━━━ INPUT MATERIAL
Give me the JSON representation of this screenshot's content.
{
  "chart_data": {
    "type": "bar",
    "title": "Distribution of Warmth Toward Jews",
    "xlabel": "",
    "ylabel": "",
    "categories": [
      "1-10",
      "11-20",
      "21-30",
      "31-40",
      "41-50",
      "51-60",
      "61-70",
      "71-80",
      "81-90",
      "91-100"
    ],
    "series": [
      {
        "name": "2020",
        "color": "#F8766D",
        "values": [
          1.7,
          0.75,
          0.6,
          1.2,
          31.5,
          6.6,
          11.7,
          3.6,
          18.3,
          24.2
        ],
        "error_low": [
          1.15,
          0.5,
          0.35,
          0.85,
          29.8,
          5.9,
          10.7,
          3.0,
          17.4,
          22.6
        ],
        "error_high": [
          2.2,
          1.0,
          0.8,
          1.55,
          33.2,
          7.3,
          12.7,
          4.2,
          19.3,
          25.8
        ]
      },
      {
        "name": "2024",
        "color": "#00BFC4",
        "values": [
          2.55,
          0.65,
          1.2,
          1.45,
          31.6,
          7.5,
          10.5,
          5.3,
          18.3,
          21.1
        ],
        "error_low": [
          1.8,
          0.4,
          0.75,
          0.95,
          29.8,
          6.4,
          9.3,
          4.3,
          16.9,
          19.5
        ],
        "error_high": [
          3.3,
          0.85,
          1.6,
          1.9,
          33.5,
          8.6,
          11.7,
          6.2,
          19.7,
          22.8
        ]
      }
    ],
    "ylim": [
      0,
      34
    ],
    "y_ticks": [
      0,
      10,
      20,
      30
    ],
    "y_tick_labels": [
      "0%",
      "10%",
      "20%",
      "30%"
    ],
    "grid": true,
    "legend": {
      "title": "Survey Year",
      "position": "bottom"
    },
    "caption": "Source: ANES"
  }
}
━━━━━━
EXERCISE BRIEF — The records above must be output exactly, in full.

THE REPLY —
Give me the JSON representation of this screenshot's content.
{
  "chart_data": {
    "type": "bar",
    "title": "Distribution of Warmth Toward Jews",
    "xlabel": "",
    "ylabel": "",
    "categories": [
      "1-10",
      "11-20",
      "21-30",
      "31-40",
      "41-50",
      "51-60",
      "61-70",
      "71-80",
      "81-90",
      "91-100"
    ],
    "series": [
      {
        "name": "2020",
        "color": "#F8766D",
        "values": [
          1.7,
          0.75,
          0.6,
          1.2,
          31.5,
          6.6,
          11.7,
          3.6,
          18.3,
          24.2
        ],
        "error_low": [
          1.15,
          0.5,
          0.35,
          0.85,
          29.8,
          5.9,
          10.7,
          3.0,
          17.4,
          22.6
        ],
        "error_high": [
          2.2,
          1.0,
          0.8,
          1.55,
          33.2,
          7.3,
          12.7,
          4.2,
          19.3,
          25.8
        ]
      },
      {
        "name": "2024",
        "color": "#00BFC4",
        "values": [
          2.55,
          0.65,
          1.2,
          1.45,
          31.6,
          7.5,
          10.5,
          5.3,
          18.3,
          21.1
        ],
        "error_low": [
          1.8,
          0.4,
          0.75,
          0.95,
          29.8,
          6.4,
          9.3,
          4.3,
          16.9,
          19.5
        ],
        "error_high": [
          3.3,
          0.85,
          1.6,
          1.9,
          33.5,
          8.6,
          11.7,
          6.2,
          19.7,
          22.8
        ]
      }
    ],
    "ylim": [
      0,
      34
    ],
    "y_ticks": [
      0,
      10,
      20,
      30
    ],
    "y_tick_labels": [
      "0%",
      "10%",
      "20%",
      "30%"
    ],
    "grid": true,
    "legend": {
      "title": "Survey Year",
      "position": "bottom"
    },
    "caption": "Source: ANES"
  }
}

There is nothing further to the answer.